━━ RECORDS SHOWN ━━

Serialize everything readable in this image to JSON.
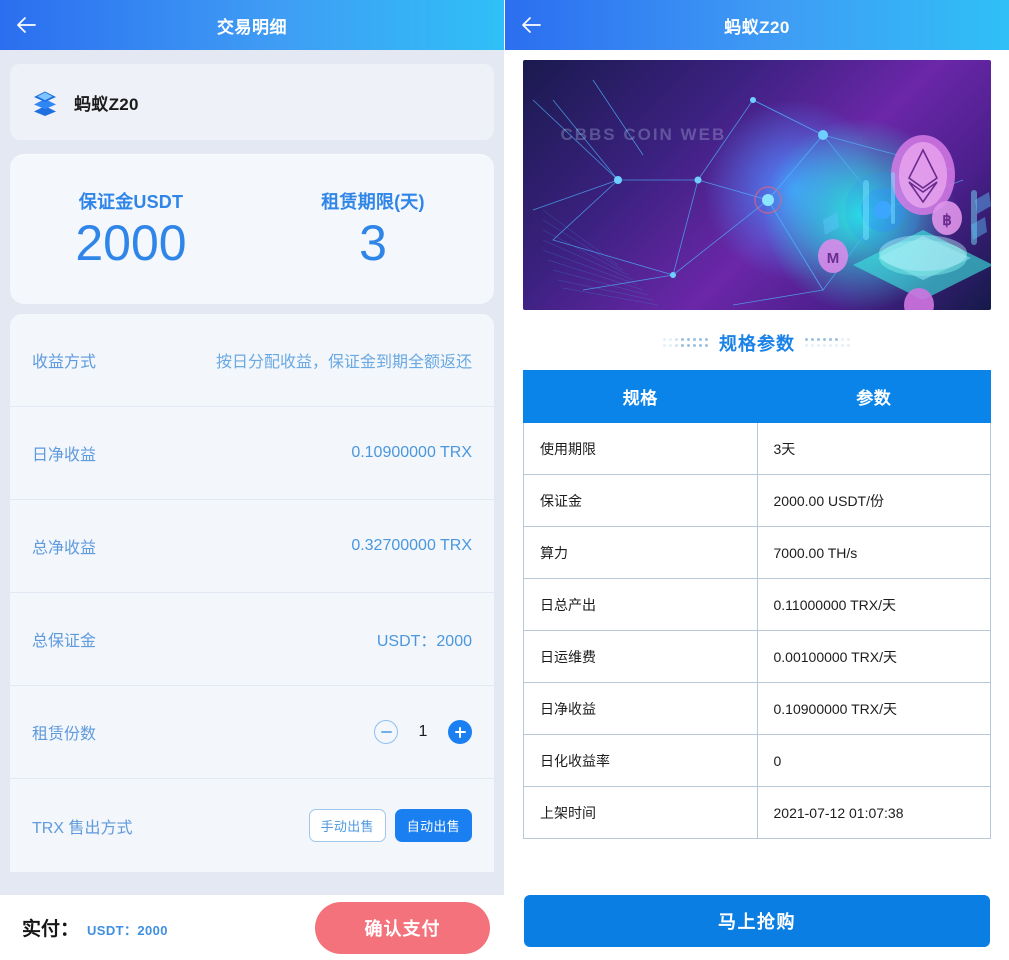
{
  "left": {
    "header": {
      "title": "交易明细",
      "back_icon": "arrow-left-icon"
    },
    "product": {
      "icon": "stacked-cube-icon",
      "name": "蚂蚁Z20"
    },
    "summary": [
      {
        "label": "保证金USDT",
        "value": "2000"
      },
      {
        "label": "租赁期限(天)",
        "value": "3"
      }
    ],
    "details": [
      {
        "label": "收益方式",
        "value": "按日分配收益，保证金到期全额返还"
      },
      {
        "label": "日净收益",
        "value": "0.10900000 TRX"
      },
      {
        "label": "总净收益",
        "value": "0.32700000 TRX"
      },
      {
        "label": "总保证金",
        "value": "USDT：2000"
      }
    ],
    "shares": {
      "label": "租赁份数",
      "count": "1",
      "minus_icon": "minus-circle-icon",
      "plus_icon": "plus-circle-icon"
    },
    "sell_mode": {
      "label": "TRX 售出方式",
      "options": [
        "手动出售",
        "自动出售"
      ],
      "selected": "自动出售"
    },
    "paybar": {
      "label": "实付：",
      "amount": "USDT：2000",
      "button": "确认支付",
      "button_color": "#f4727c"
    }
  },
  "right": {
    "header": {
      "title": "蚂蚁Z20",
      "back_icon": "arrow-left-icon"
    },
    "banner": {
      "watermark": "CBBS COIN WEB",
      "alt": "blockchain-crypto-banner"
    },
    "spec_title": "规格参数",
    "spec_table": {
      "columns": [
        "规格",
        "参数"
      ],
      "rows": [
        [
          "使用期限",
          "3天"
        ],
        [
          "保证金",
          "2000.00 USDT/份"
        ],
        [
          "算力",
          "7000.00 TH/s"
        ],
        [
          "日总产出",
          "0.11000000 TRX/天"
        ],
        [
          "日运维费",
          "0.00100000 TRX/天"
        ],
        [
          "日净收益",
          "0.10900000 TRX/天"
        ],
        [
          "日化收益率",
          "0"
        ],
        [
          "上架时间",
          "2021-07-12 01:07:38"
        ]
      ]
    },
    "buy_button": {
      "label": "马上抢购",
      "color": "#0a7ee3"
    }
  },
  "theme": {
    "header_gradient_start": "#2b6ef0",
    "header_gradient_end": "#2fc0f7",
    "accent_blue": "#1a7ff0",
    "label_blue": "#5f9bdc",
    "page_bg": "#e3e8f3",
    "card_bg": "#f4f7fb"
  }
}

━━━

Transcribe each entry above exactly, apart from the pictures.

SOLUTION TO THIS PROBLEM:
Serialize everything readable in this image to JSON.
{
  "left": {
    "header": {
      "title": "交易明细",
      "back_icon": "arrow-left-icon"
    },
    "product": {
      "icon": "stacked-cube-icon",
      "name": "蚂蚁Z20"
    },
    "summary": [
      {
        "label": "保证金USDT",
        "value": "2000"
      },
      {
        "label": "租赁期限(天)",
        "value": "3"
      }
    ],
    "details": [
      {
        "label": "收益方式",
        "value": "按日分配收益，保证金到期全额返还"
      },
      {
        "label": "日净收益",
        "value": "0.10900000 TRX"
      },
      {
        "label": "总净收益",
        "value": "0.32700000 TRX"
      },
      {
        "label": "总保证金",
        "value": "USDT：2000"
      }
    ],
    "shares": {
      "label": "租赁份数",
      "count": "1",
      "minus_icon": "minus-circle-icon",
      "plus_icon": "plus-circle-icon"
    },
    "sell_mode": {
      "label": "TRX 售出方式",
      "options": [
        "手动出售",
        "自动出售"
      ],
      "selected": "自动出售"
    },
    "paybar": {
      "label": "实付：",
      "amount": "USDT：2000",
      "button": "确认支付",
      "button_color": "#f4727c"
    }
  },
  "right": {
    "header": {
      "title": "蚂蚁Z20",
      "back_icon": "arrow-left-icon"
    },
    "banner": {
      "watermark": "CBBS COIN WEB",
      "alt": "blockchain-crypto-banner"
    },
    "spec_title": "规格参数",
    "spec_table": {
      "columns": [
        "规格",
        "参数"
      ],
      "rows": [
        [
          "使用期限",
          "3天"
        ],
        [
          "保证金",
          "2000.00 USDT/份"
        ],
        [
          "算力",
          "7000.00 TH/s"
        ],
        [
          "日总产出",
          "0.11000000 TRX/天"
        ],
        [
          "日运维费",
          "0.00100000 TRX/天"
        ],
        [
          "日净收益",
          "0.10900000 TRX/天"
        ],
        [
          "日化收益率",
          "0"
        ],
        [
          "上架时间",
          "2021-07-12 01:07:38"
        ]
      ]
    },
    "buy_button": {
      "label": "马上抢购",
      "color": "#0a7ee3"
    }
  },
  "theme": {
    "header_gradient_start": "#2b6ef0",
    "header_gradient_end": "#2fc0f7",
    "accent_blue": "#1a7ff0",
    "label_blue": "#5f9bdc",
    "page_bg": "#e3e8f3",
    "card_bg": "#f4f7fb"
  }
}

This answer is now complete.